→ Task instructions: Find every line in the items below that contains the string "device" and copy each of those lines. Only matches with the same capitalization count.

→ Input records:
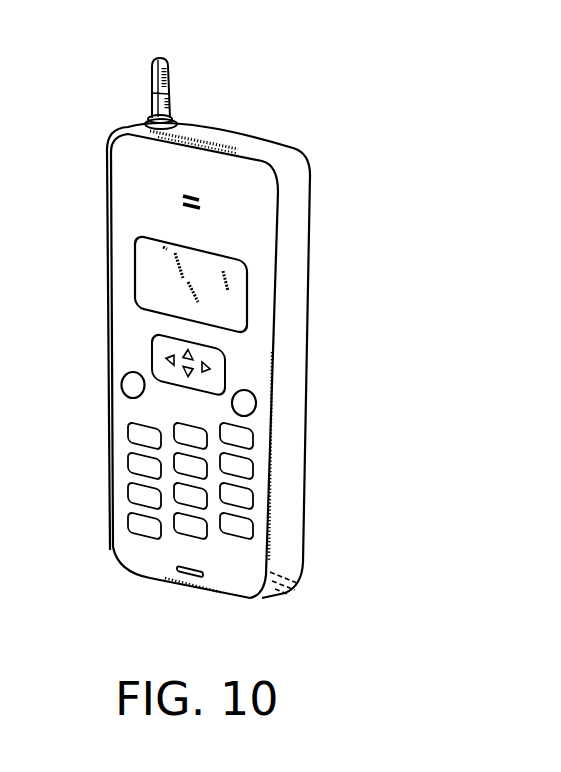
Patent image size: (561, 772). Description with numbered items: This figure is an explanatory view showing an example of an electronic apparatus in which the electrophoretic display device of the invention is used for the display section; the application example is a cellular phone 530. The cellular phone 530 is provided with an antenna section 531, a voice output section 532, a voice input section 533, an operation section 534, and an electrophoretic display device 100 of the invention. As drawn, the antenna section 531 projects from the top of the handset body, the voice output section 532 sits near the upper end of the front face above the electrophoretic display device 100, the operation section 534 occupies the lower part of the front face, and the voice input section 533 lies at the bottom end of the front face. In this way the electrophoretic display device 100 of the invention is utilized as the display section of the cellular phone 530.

The cellular phone 530 is at (361, 173).
The antenna section 531 is at (168, 67).
The voice output section 532 is at (197, 196).
The voice input section 533 is at (189, 576).
The operation section 534 is at (100, 322).
The electrophoretic display device 100 is at (237, 302).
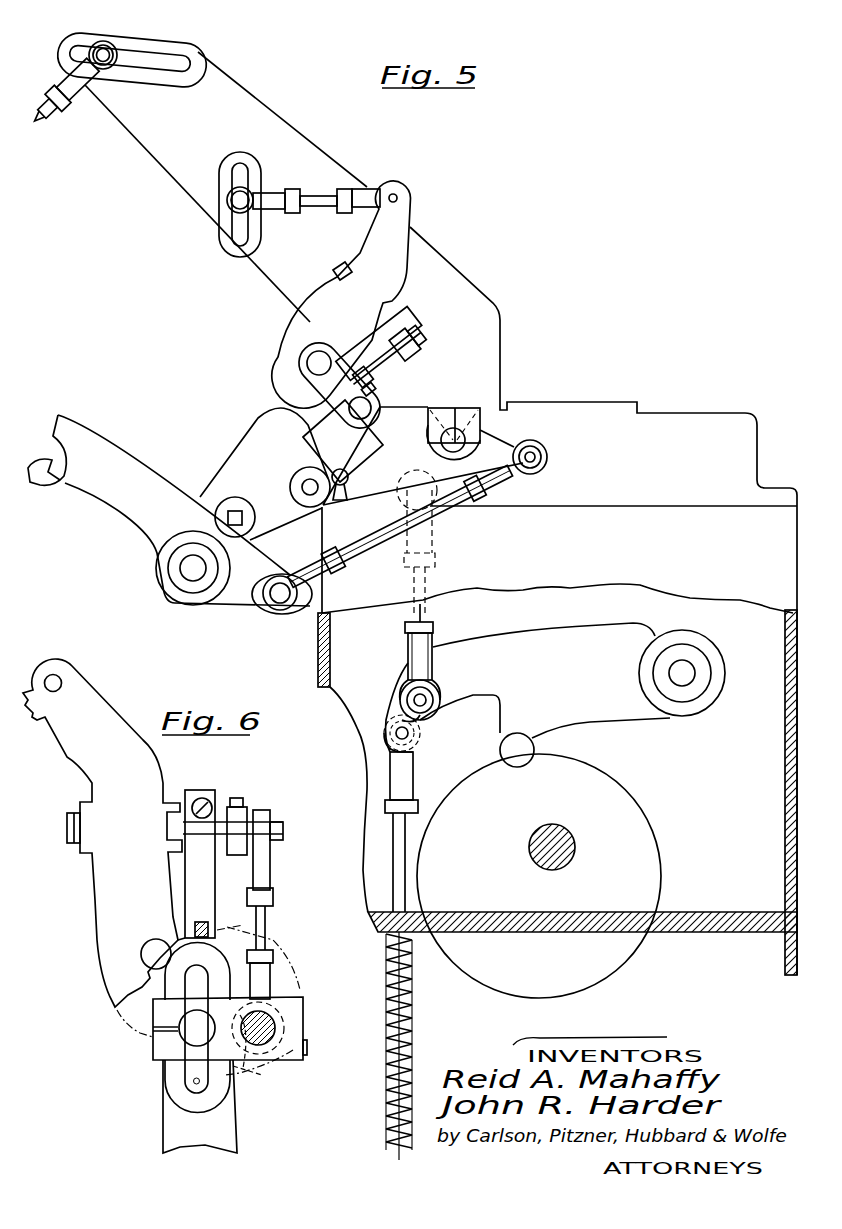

→ Written response:
Patent image size: (561, 772). Description with numbered items: This figure is an explanatory view showing an example of an electronic apparatus in which the electrophoretic display device of the invention is used for the display section; the application example is a cellular phone 530. The cellular phone 530 is provided with an antenna section 531, a voice output section 532, a voice input section 533, an operation section 534, and an electrophoretic display device 100 of the invention. As drawn, the antenna section 531 projects from the top of the handset body, the voice output section 532 sits near the upper end of the front face above the electrophoretic display device 100, the operation section 534 occupies the lower part of the front face, and the voice input section 533 lies at the bottom end of the front face. In this way the electrophoretic display device 100 of the invention is utilized as the display section of the cellular phone 530.
The electrophoretic display device 100 is at (237, 302).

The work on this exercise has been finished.